-------- EXCERPT PROVIDED

Is it possible Tillis actually believes that? I mean, I suppose so? We can convince ourselves of almost anything – particularly, as is the case for Tillis, when our future job prospects rely on rationalizing away reality. (Tillis is up for a second term this November and is in a serious battle against Democrat Cal Cunningham.)
But, whether or not Tillis actually believes what he said, it’s demonstrably false.
There is absolutely no data that suggests the America that existed in February – before we really knew what Covid-19 was or had ever heard the name George Floyd – bears any real resemblance to the current state of the country.
The past few months have been relentlessly unsettling, scary and tense. And they have changed us.
The nationwide quarantine occasioned by the coronavirus and the ongoing spikes in the disease around the country have made terms like “masking” and “social distancing” common parlance. Acts as simple as getting coffee – did I bring my mask? Do I need gloves? – have been fundamentally altered. Walking down the street is now an act of pre-planning and silent communication as you and the person walking toward you have to do a dance as to who will alter their course to maintain 6 feet of distance.

----------------

AIM OF THE TASK –
Please extract the passage from the commentary on Tillis, everything from "There is absolutely" down to "of the country.", copied word for word.

-------- DATASET RECORDS

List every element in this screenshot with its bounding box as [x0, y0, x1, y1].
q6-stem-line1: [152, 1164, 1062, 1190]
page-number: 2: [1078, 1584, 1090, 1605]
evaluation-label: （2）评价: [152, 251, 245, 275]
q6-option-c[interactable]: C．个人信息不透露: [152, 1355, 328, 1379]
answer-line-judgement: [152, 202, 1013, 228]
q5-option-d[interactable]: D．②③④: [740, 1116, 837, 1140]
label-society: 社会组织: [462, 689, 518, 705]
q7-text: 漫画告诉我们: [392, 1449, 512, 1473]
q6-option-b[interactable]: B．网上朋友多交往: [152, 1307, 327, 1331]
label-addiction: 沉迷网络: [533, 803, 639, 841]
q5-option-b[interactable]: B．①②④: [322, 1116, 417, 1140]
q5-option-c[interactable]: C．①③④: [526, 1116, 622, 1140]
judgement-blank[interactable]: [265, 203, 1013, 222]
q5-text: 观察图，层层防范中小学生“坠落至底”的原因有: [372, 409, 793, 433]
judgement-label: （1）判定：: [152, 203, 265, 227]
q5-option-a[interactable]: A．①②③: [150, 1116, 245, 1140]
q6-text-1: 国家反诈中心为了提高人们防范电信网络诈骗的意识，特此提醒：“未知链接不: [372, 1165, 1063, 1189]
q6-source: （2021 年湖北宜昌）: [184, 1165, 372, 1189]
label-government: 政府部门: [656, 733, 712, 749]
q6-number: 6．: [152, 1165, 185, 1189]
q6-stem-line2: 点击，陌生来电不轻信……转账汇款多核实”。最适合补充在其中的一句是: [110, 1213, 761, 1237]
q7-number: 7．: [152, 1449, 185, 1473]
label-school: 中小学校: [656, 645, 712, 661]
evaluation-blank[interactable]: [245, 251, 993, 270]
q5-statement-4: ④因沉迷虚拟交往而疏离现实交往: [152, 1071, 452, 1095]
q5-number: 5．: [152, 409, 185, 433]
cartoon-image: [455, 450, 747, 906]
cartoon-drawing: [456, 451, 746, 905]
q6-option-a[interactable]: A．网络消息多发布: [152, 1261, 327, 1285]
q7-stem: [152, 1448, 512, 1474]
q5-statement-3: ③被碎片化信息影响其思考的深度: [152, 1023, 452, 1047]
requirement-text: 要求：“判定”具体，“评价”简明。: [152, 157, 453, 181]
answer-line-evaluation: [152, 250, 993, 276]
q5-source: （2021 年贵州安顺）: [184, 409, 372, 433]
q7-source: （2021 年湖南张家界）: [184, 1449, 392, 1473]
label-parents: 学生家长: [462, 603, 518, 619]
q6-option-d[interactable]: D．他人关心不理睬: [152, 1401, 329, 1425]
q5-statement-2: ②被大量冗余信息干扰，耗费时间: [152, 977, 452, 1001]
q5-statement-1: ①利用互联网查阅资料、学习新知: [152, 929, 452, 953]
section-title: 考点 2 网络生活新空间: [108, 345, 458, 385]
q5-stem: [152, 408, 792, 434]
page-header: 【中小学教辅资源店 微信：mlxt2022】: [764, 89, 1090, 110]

----------------

SOLUTION TO THE EXERCISE –
There is absolutely no data that suggests the America that existed in February – before we really knew what Covid-19 was or had ever heard the name George Floyd – bears any real resemblance to the current state of the country.